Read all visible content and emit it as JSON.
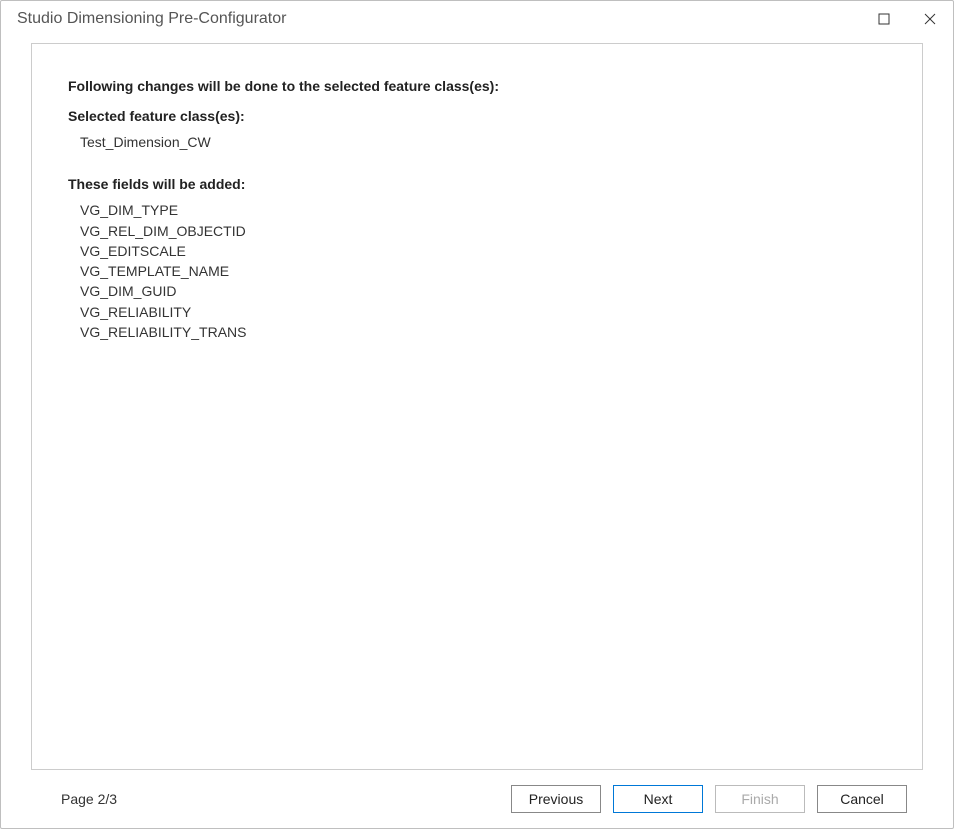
{
  "window": {
    "title": "Studio Dimensioning Pre-Configurator"
  },
  "content": {
    "intro_heading": "Following changes will be done to the selected feature class(es):",
    "selected_label": "Selected feature class(es):",
    "selected_items": [
      "Test_Dimension_CW"
    ],
    "fields_label": "These fields will be added:",
    "fields_items": [
      "VG_DIM_TYPE",
      "VG_REL_DIM_OBJECTID",
      "VG_EDITSCALE",
      "VG_TEMPLATE_NAME",
      "VG_DIM_GUID",
      "VG_RELIABILITY",
      "VG_RELIABILITY_TRANS"
    ]
  },
  "footer": {
    "page_indicator": "Page 2/3",
    "previous_label": "Previous",
    "next_label": "Next",
    "finish_label": "Finish",
    "cancel_label": "Cancel"
  }
}
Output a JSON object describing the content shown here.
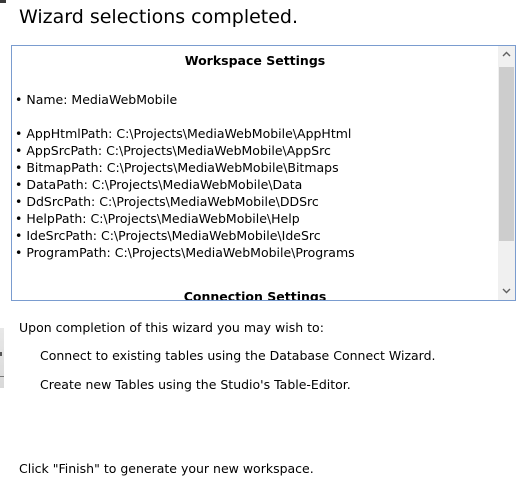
{
  "header": {
    "title": "Wizard selections completed."
  },
  "settings": {
    "workspace_heading": "Workspace Settings",
    "name": "• Name:  MediaWebMobile",
    "paths": [
      "• AppHtmlPath:  C:\\Projects\\MediaWebMobile\\AppHtml",
      "• AppSrcPath:  C:\\Projects\\MediaWebMobile\\AppSrc",
      "• BitmapPath:  C:\\Projects\\MediaWebMobile\\Bitmaps",
      "• DataPath:  C:\\Projects\\MediaWebMobile\\Data",
      "• DdSrcPath:  C:\\Projects\\MediaWebMobile\\DDSrc",
      "• HelpPath:  C:\\Projects\\MediaWebMobile\\Help",
      "• IdeSrcPath:  C:\\Projects\\MediaWebMobile\\IdeSrc",
      "• ProgramPath:  C:\\Projects\\MediaWebMobile\\Programs"
    ],
    "connection_heading": "Connection Settings",
    "scroll_up_icon": "chevron-up-icon",
    "scroll_down_icon": "chevron-down-icon"
  },
  "instructions": {
    "intro": "Upon completion of this wizard you may wish to:",
    "option_1": "Connect to existing tables using the Database Connect Wizard.",
    "option_2": "Create new Tables using the Studio's Table-Editor.",
    "finish": "Click \"Finish\" to generate your new workspace."
  },
  "colors": {
    "box_border": "#7a9ccf",
    "scroll_track": "#f0f0f0",
    "scroll_thumb": "#cdcdcd"
  }
}
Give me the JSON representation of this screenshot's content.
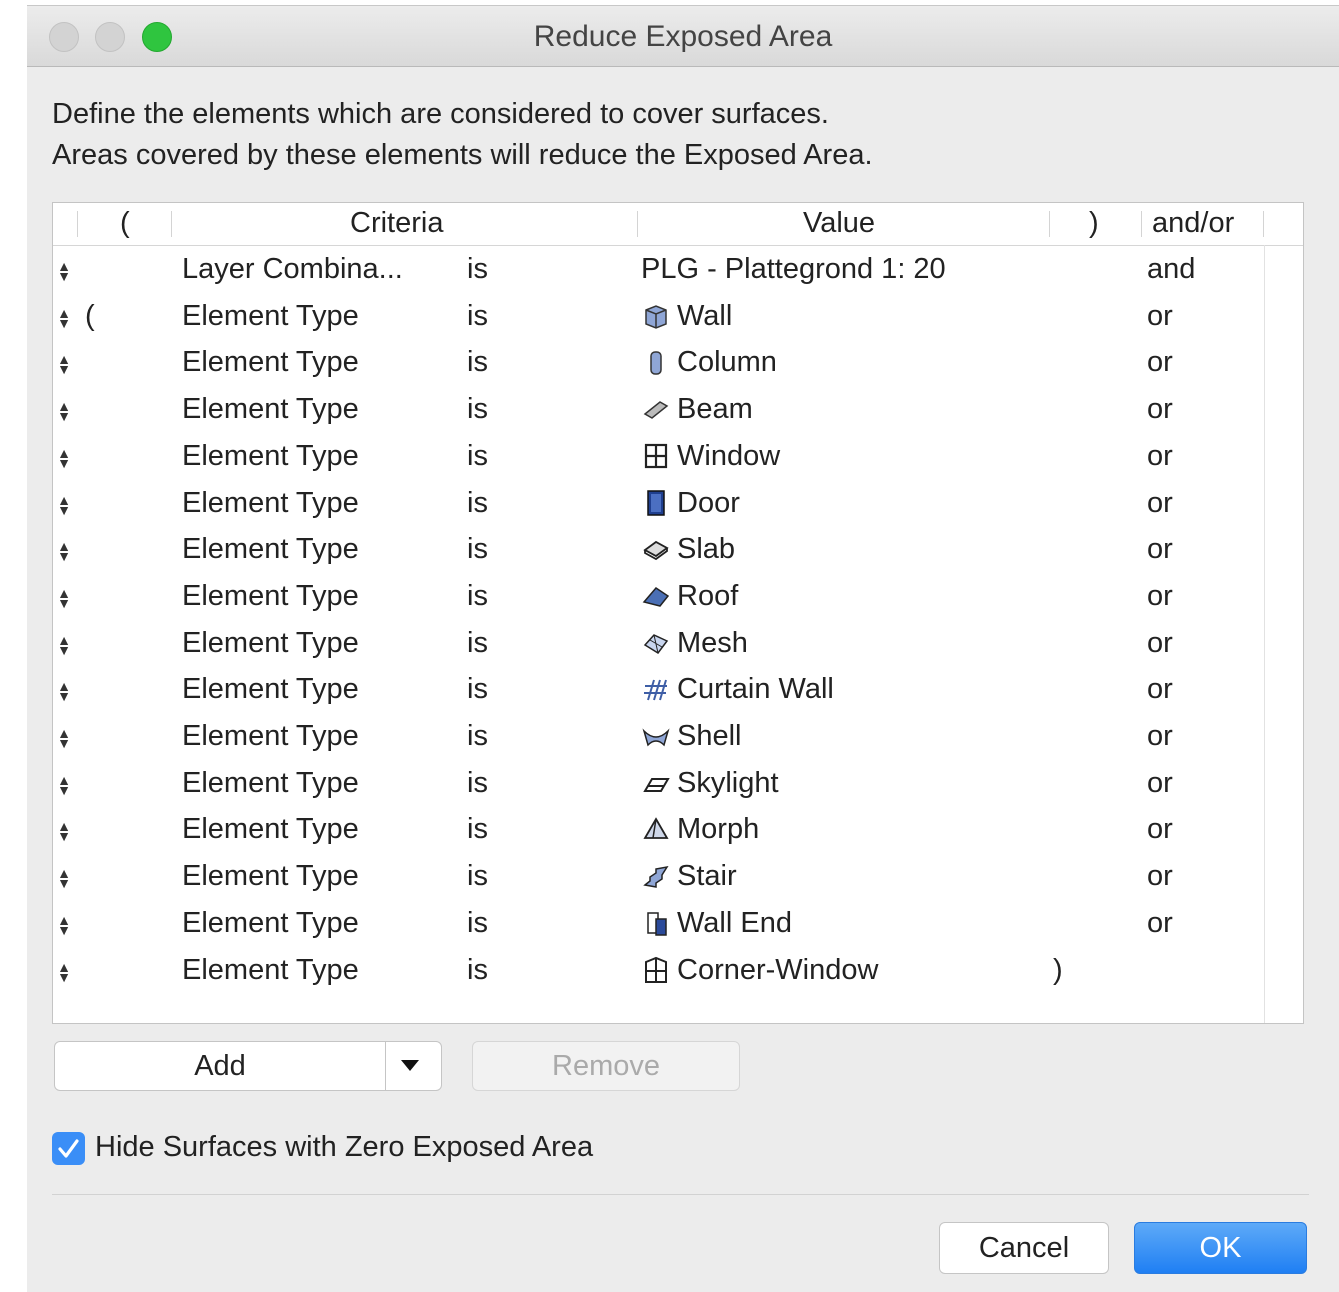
{
  "window": {
    "title": "Reduce Exposed Area",
    "description_line1": "Define the elements which are considered to cover surfaces.",
    "description_line2": "Areas covered by these elements will reduce the Exposed Area."
  },
  "table": {
    "headers": {
      "open_paren": "(",
      "criteria": "Criteria",
      "value": "Value",
      "close_paren": ")",
      "andor": "and/or"
    },
    "rows": [
      {
        "open": "",
        "criteria": "Layer Combina...",
        "op": "is",
        "icon": "",
        "value": "PLG - Plattegrond 1: 20",
        "close": "",
        "andor": "and"
      },
      {
        "open": "(",
        "criteria": "Element Type",
        "op": "is",
        "icon": "wall-icon",
        "value": "Wall",
        "close": "",
        "andor": "or"
      },
      {
        "open": "",
        "criteria": "Element Type",
        "op": "is",
        "icon": "column-icon",
        "value": "Column",
        "close": "",
        "andor": "or"
      },
      {
        "open": "",
        "criteria": "Element Type",
        "op": "is",
        "icon": "beam-icon",
        "value": "Beam",
        "close": "",
        "andor": "or"
      },
      {
        "open": "",
        "criteria": "Element Type",
        "op": "is",
        "icon": "window-icon",
        "value": "Window",
        "close": "",
        "andor": "or"
      },
      {
        "open": "",
        "criteria": "Element Type",
        "op": "is",
        "icon": "door-icon",
        "value": "Door",
        "close": "",
        "andor": "or"
      },
      {
        "open": "",
        "criteria": "Element Type",
        "op": "is",
        "icon": "slab-icon",
        "value": "Slab",
        "close": "",
        "andor": "or"
      },
      {
        "open": "",
        "criteria": "Element Type",
        "op": "is",
        "icon": "roof-icon",
        "value": "Roof",
        "close": "",
        "andor": "or"
      },
      {
        "open": "",
        "criteria": "Element Type",
        "op": "is",
        "icon": "mesh-icon",
        "value": "Mesh",
        "close": "",
        "andor": "or"
      },
      {
        "open": "",
        "criteria": "Element Type",
        "op": "is",
        "icon": "curtain-wall-icon",
        "value": "Curtain Wall",
        "close": "",
        "andor": "or"
      },
      {
        "open": "",
        "criteria": "Element Type",
        "op": "is",
        "icon": "shell-icon",
        "value": "Shell",
        "close": "",
        "andor": "or"
      },
      {
        "open": "",
        "criteria": "Element Type",
        "op": "is",
        "icon": "skylight-icon",
        "value": "Skylight",
        "close": "",
        "andor": "or"
      },
      {
        "open": "",
        "criteria": "Element Type",
        "op": "is",
        "icon": "morph-icon",
        "value": "Morph",
        "close": "",
        "andor": "or"
      },
      {
        "open": "",
        "criteria": "Element Type",
        "op": "is",
        "icon": "stair-icon",
        "value": "Stair",
        "close": "",
        "andor": "or"
      },
      {
        "open": "",
        "criteria": "Element Type",
        "op": "is",
        "icon": "wall-end-icon",
        "value": "Wall End",
        "close": "",
        "andor": "or"
      },
      {
        "open": "",
        "criteria": "Element Type",
        "op": "is",
        "icon": "corner-window-icon",
        "value": "Corner-Window",
        "close": ")",
        "andor": ""
      }
    ]
  },
  "buttons": {
    "add": "Add",
    "remove": "Remove",
    "cancel": "Cancel",
    "ok": "OK"
  },
  "options": {
    "hide_zero_label": "Hide Surfaces with Zero Exposed Area",
    "hide_zero_checked": true
  },
  "colors": {
    "accent": "#3a8ef7",
    "close_button": "#2fc53f"
  }
}
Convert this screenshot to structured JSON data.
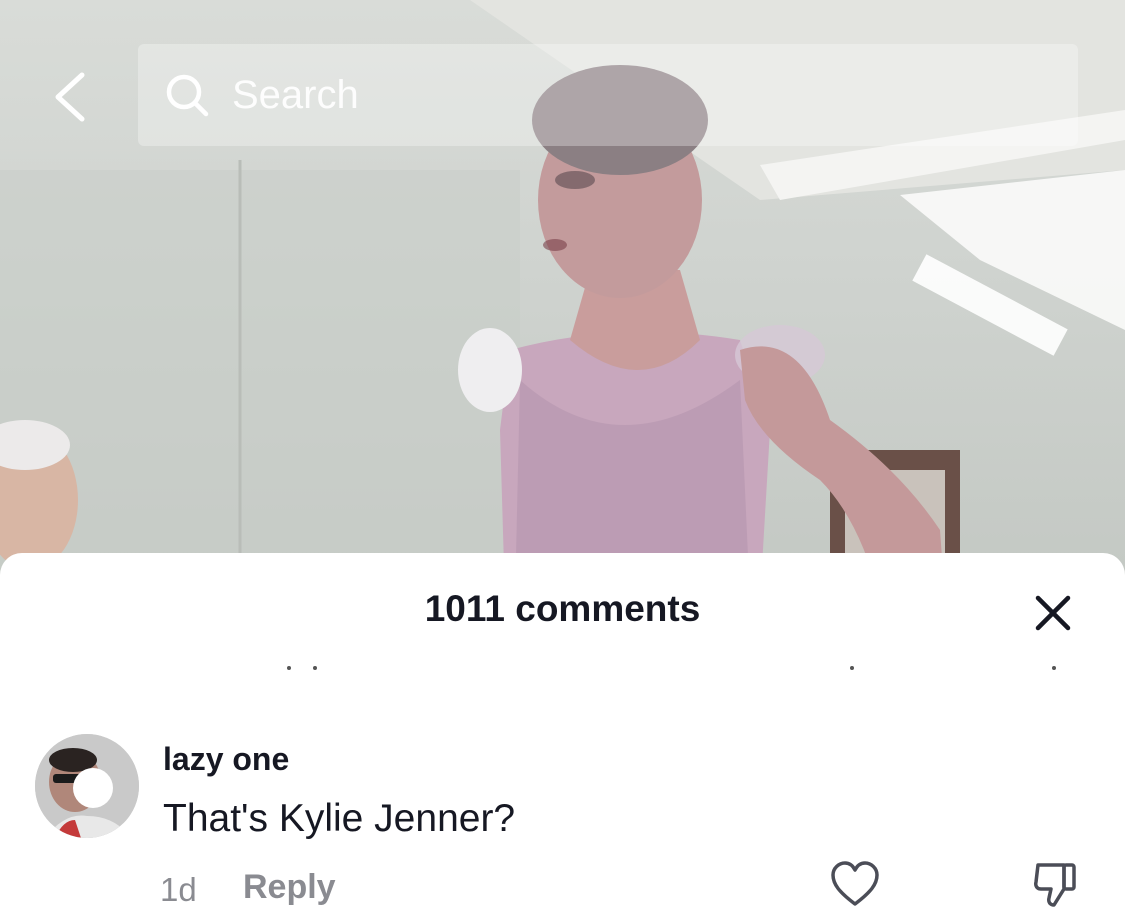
{
  "search": {
    "placeholder": "Search"
  },
  "icons": {
    "back": "chevron-left-icon",
    "search": "search-icon",
    "close": "close-icon",
    "like": "heart-icon",
    "dislike": "thumbs-down-icon"
  },
  "comments_panel": {
    "title": "1011 comments"
  },
  "comment": {
    "author": "lazy one",
    "text": "That's Kylie Jenner?",
    "time": "1d",
    "reply_label": "Reply"
  },
  "colors": {
    "text_primary": "#161823",
    "text_secondary": "#8a8b91",
    "sheet_background": "#ffffff"
  }
}
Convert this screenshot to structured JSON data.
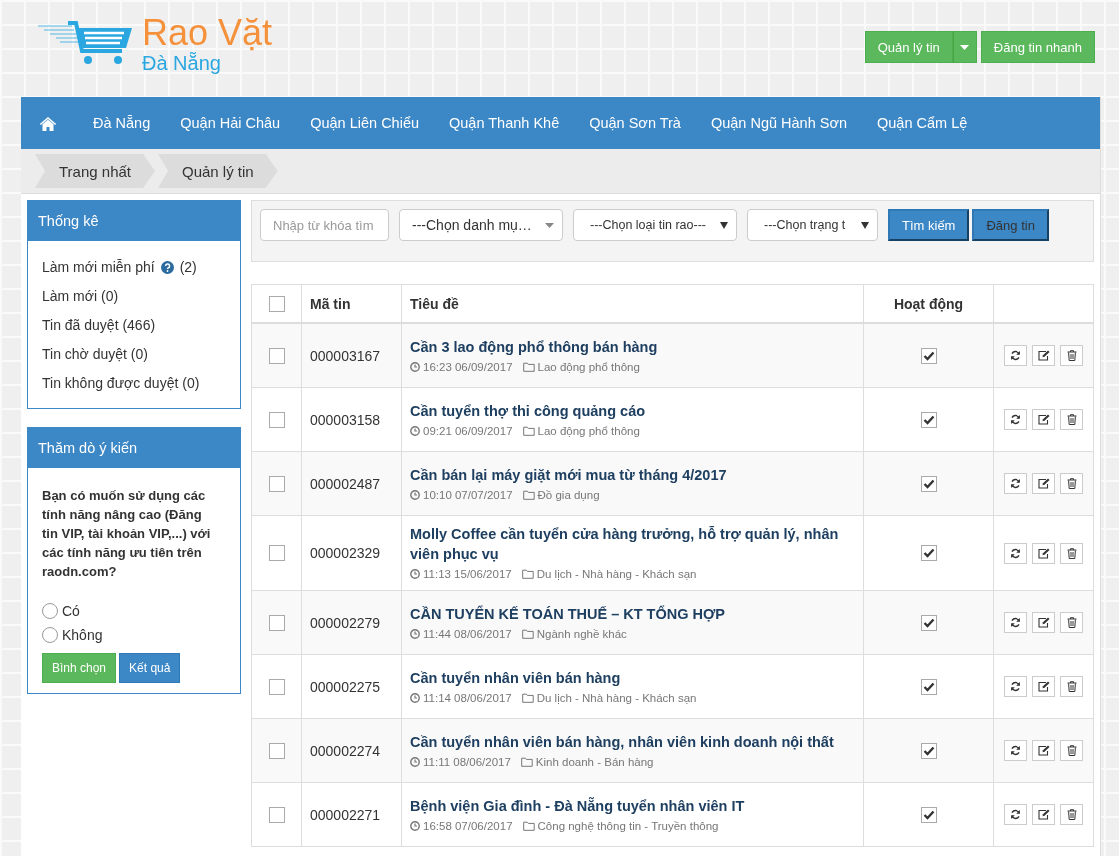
{
  "header": {
    "logo": {
      "title": "Rao Vặt",
      "subtitle": "Đà Nẵng"
    },
    "buttons": [
      {
        "label": "Quản lý tin",
        "split": true
      },
      {
        "label": "Đăng tin nhanh",
        "split": false
      }
    ]
  },
  "nav": {
    "items": [
      "Đà Nẵng",
      "Quận Hải Châu",
      "Quận Liên Chiểu",
      "Quận Thanh Khê",
      "Quận Sơn Trà",
      "Quận Ngũ Hành Sơn",
      "Quận Cẩm Lệ"
    ]
  },
  "breadcrumb": [
    "Trang nhất",
    "Quản lý tin"
  ],
  "stats": {
    "title": "Thống kê",
    "items": [
      {
        "label": "Làm mới miễn phí",
        "help": true,
        "count": "(2)"
      },
      {
        "label": "Làm mới (0)"
      },
      {
        "label": "Tin đã duyệt (466)"
      },
      {
        "label": "Tin chờ duyệt (0)"
      },
      {
        "label": "Tin không được duyệt (0)"
      }
    ]
  },
  "poll": {
    "title": "Thăm dò ý kiến",
    "question": "Bạn có muốn sử dụng các tính năng nâng cao (Đăng tin VIP, tài khoản VIP,...) với các tính năng ưu tiên trên raodn.com?",
    "options": [
      {
        "label": "Có",
        "selected": false
      },
      {
        "label": "Không",
        "selected": false
      }
    ],
    "buttons": [
      {
        "label": "Bình chọn",
        "kind": "success"
      },
      {
        "label": "Kết quả",
        "kind": "primary"
      }
    ]
  },
  "filters": {
    "search": {
      "placeholder": "Nhập từ khóa tìm"
    },
    "selects": [
      {
        "value": "---Chọn danh mụ…",
        "kind": "styled"
      },
      {
        "value": "---Chọn loại tin rao---",
        "kind": "native"
      },
      {
        "value": "---Chọn trạng t",
        "kind": "native"
      }
    ],
    "buttons": [
      {
        "label": "Tìm kiếm",
        "kind": "primary"
      },
      {
        "label": "Đăng tin",
        "kind": "muted"
      }
    ]
  },
  "table": {
    "select_all": {
      "checked": false
    },
    "columns": [
      "Mã tin",
      "Tiêu đề",
      "Hoạt động"
    ],
    "rows": [
      {
        "id": "000003167",
        "title": "Cần 3 lao động phổ thông bán hàng",
        "time": "16:23 06/09/2017",
        "category": "Lao động phổ thông",
        "checked": false,
        "active": true
      },
      {
        "id": "000003158",
        "title": "Cần tuyển thợ thi công quảng cáo",
        "time": "09:21 06/09/2017",
        "category": "Lao động phổ thông",
        "checked": false,
        "active": true
      },
      {
        "id": "000002487",
        "title": "Cần bán lại máy giặt mới mua từ tháng 4/2017",
        "time": "10:10 07/07/2017",
        "category": "Đồ gia dụng",
        "checked": false,
        "active": true
      },
      {
        "id": "000002329",
        "title": "Molly Coffee cần tuyển cửa hàng trưởng, hỗ trợ quản lý, nhân viên phục vụ",
        "time": "11:13 15/06/2017",
        "category": "Du lịch - Nhà hàng - Khách sạn",
        "checked": false,
        "active": true
      },
      {
        "id": "000002279",
        "title": "CẦN TUYỂN KẾ TOÁN THUẾ – KT TỔNG HỢP",
        "time": "11:44 08/06/2017",
        "category": "Ngành nghề khác",
        "checked": false,
        "active": true
      },
      {
        "id": "000002275",
        "title": "Cần tuyển nhân viên bán hàng",
        "time": "11:14 08/06/2017",
        "category": "Du lịch - Nhà hàng - Khách sạn",
        "checked": false,
        "active": true
      },
      {
        "id": "000002274",
        "title": "Cần tuyển nhân viên bán hàng, nhân viên kinh doanh nội thất",
        "time": "11:11 08/06/2017",
        "category": "Kinh doanh - Bán hàng",
        "checked": false,
        "active": true
      },
      {
        "id": "000002271",
        "title": "Bệnh viện Gia đình - Đà Nẵng tuyển nhân viên IT",
        "time": "16:58 07/06/2017",
        "category": "Công nghệ thông tin - Truyền thông",
        "checked": false,
        "active": true
      }
    ]
  }
}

• _AIM_:
Pick out each line that holds the string "dụng".

• _EXPECTED OUTPUT_:
    "question": "Bạn có muốn sử dụng các tính năng nâng cao (Đăng tin VIP, tài khoản VIP,...) với các tính năng ưu tiên trên raodn.com?",
        "category": "Đồ gia dụng",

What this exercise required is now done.